RECORDS PROVIDED ::
^^^^
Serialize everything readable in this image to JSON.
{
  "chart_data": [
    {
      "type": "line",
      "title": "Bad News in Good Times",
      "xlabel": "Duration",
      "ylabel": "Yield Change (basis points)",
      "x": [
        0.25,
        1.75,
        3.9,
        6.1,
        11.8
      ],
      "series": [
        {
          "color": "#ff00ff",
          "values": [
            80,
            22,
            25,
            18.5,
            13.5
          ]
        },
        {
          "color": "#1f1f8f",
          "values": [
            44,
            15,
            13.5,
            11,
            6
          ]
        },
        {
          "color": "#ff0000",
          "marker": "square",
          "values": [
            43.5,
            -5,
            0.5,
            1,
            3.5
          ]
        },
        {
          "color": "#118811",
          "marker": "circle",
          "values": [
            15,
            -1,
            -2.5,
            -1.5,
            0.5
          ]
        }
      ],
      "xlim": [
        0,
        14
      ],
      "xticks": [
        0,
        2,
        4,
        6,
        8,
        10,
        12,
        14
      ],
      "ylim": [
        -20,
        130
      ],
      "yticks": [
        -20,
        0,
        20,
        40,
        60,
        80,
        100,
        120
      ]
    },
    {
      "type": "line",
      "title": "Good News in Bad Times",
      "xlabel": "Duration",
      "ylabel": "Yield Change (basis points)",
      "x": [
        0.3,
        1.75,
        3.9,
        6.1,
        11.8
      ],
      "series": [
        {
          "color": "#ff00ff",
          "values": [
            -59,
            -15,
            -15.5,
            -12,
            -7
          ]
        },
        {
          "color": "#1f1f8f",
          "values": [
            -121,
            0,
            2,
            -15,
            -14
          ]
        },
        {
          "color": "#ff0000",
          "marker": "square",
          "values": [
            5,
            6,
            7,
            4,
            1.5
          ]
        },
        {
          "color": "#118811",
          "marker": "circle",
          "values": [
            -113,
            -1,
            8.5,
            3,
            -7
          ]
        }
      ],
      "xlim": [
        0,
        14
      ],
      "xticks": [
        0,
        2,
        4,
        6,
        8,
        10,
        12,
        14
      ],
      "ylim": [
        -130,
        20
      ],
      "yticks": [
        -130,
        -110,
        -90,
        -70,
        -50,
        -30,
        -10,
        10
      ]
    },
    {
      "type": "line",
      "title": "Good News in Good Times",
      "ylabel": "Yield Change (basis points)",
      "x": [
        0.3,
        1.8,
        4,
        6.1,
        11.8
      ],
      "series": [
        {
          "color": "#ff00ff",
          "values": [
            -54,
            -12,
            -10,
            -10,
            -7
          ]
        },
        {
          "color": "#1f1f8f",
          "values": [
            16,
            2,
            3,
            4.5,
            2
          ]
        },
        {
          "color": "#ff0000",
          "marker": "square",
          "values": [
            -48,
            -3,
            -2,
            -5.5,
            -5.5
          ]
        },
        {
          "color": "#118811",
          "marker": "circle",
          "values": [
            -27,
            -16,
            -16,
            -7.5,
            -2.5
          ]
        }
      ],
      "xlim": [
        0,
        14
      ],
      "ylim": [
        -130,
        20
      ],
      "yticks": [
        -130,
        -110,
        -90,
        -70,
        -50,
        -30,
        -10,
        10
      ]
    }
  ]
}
^^^^
WORK REQUIRED :: Recopy the entries above exactly, with every line included.

SOLUTION TO THIS PROBLEM ::
Serialize everything readable in this image to JSON.
{
  "chart_data": [
    {
      "type": "line",
      "title": "Bad News in Good Times",
      "xlabel": "Duration",
      "ylabel": "Yield Change (basis points)",
      "x": [
        0.25,
        1.75,
        3.9,
        6.1,
        11.8
      ],
      "series": [
        {
          "color": "#ff00ff",
          "values": [
            80,
            22,
            25,
            18.5,
            13.5
          ]
        },
        {
          "color": "#1f1f8f",
          "values": [
            44,
            15,
            13.5,
            11,
            6
          ]
        },
        {
          "color": "#ff0000",
          "marker": "square",
          "values": [
            43.5,
            -5,
            0.5,
            1,
            3.5
          ]
        },
        {
          "color": "#118811",
          "marker": "circle",
          "values": [
            15,
            -1,
            -2.5,
            -1.5,
            0.5
          ]
        }
      ],
      "xlim": [
        0,
        14
      ],
      "xticks": [
        0,
        2,
        4,
        6,
        8,
        10,
        12,
        14
      ],
      "ylim": [
        -20,
        130
      ],
      "yticks": [
        -20,
        0,
        20,
        40,
        60,
        80,
        100,
        120
      ]
    },
    {
      "type": "line",
      "title": "Good News in Bad Times",
      "xlabel": "Duration",
      "ylabel": "Yield Change (basis points)",
      "x": [
        0.3,
        1.75,
        3.9,
        6.1,
        11.8
      ],
      "series": [
        {
          "color": "#ff00ff",
          "values": [
            -59,
            -15,
            -15.5,
            -12,
            -7
          ]
        },
        {
          "color": "#1f1f8f",
          "values": [
            -121,
            0,
            2,
            -15,
            -14
          ]
        },
        {
          "color": "#ff0000",
          "marker": "square",
          "values": [
            5,
            6,
            7,
            4,
            1.5
          ]
        },
        {
          "color": "#118811",
          "marker": "circle",
          "values": [
            -113,
            -1,
            8.5,
            3,
            -7
          ]
        }
      ],
      "xlim": [
        0,
        14
      ],
      "xticks": [
        0,
        2,
        4,
        6,
        8,
        10,
        12,
        14
      ],
      "ylim": [
        -130,
        20
      ],
      "yticks": [
        -130,
        -110,
        -90,
        -70,
        -50,
        -30,
        -10,
        10
      ]
    },
    {
      "type": "line",
      "title": "Good News in Good Times",
      "ylabel": "Yield Change (basis points)",
      "x": [
        0.3,
        1.8,
        4,
        6.1,
        11.8
      ],
      "series": [
        {
          "color": "#ff00ff",
          "values": [
            -54,
            -12,
            -10,
            -10,
            -7
          ]
        },
        {
          "color": "#1f1f8f",
          "values": [
            16,
            2,
            3,
            4.5,
            2
          ]
        },
        {
          "color": "#ff0000",
          "marker": "square",
          "values": [
            -48,
            -3,
            -2,
            -5.5,
            -5.5
          ]
        },
        {
          "color": "#118811",
          "marker": "circle",
          "values": [
            -27,
            -16,
            -16,
            -7.5,
            -2.5
          ]
        }
      ],
      "xlim": [
        0,
        14
      ],
      "ylim": [
        -130,
        20
      ],
      "yticks": [
        -130,
        -110,
        -90,
        -70,
        -50,
        -30,
        -10,
        10
      ]
    }
  ]
}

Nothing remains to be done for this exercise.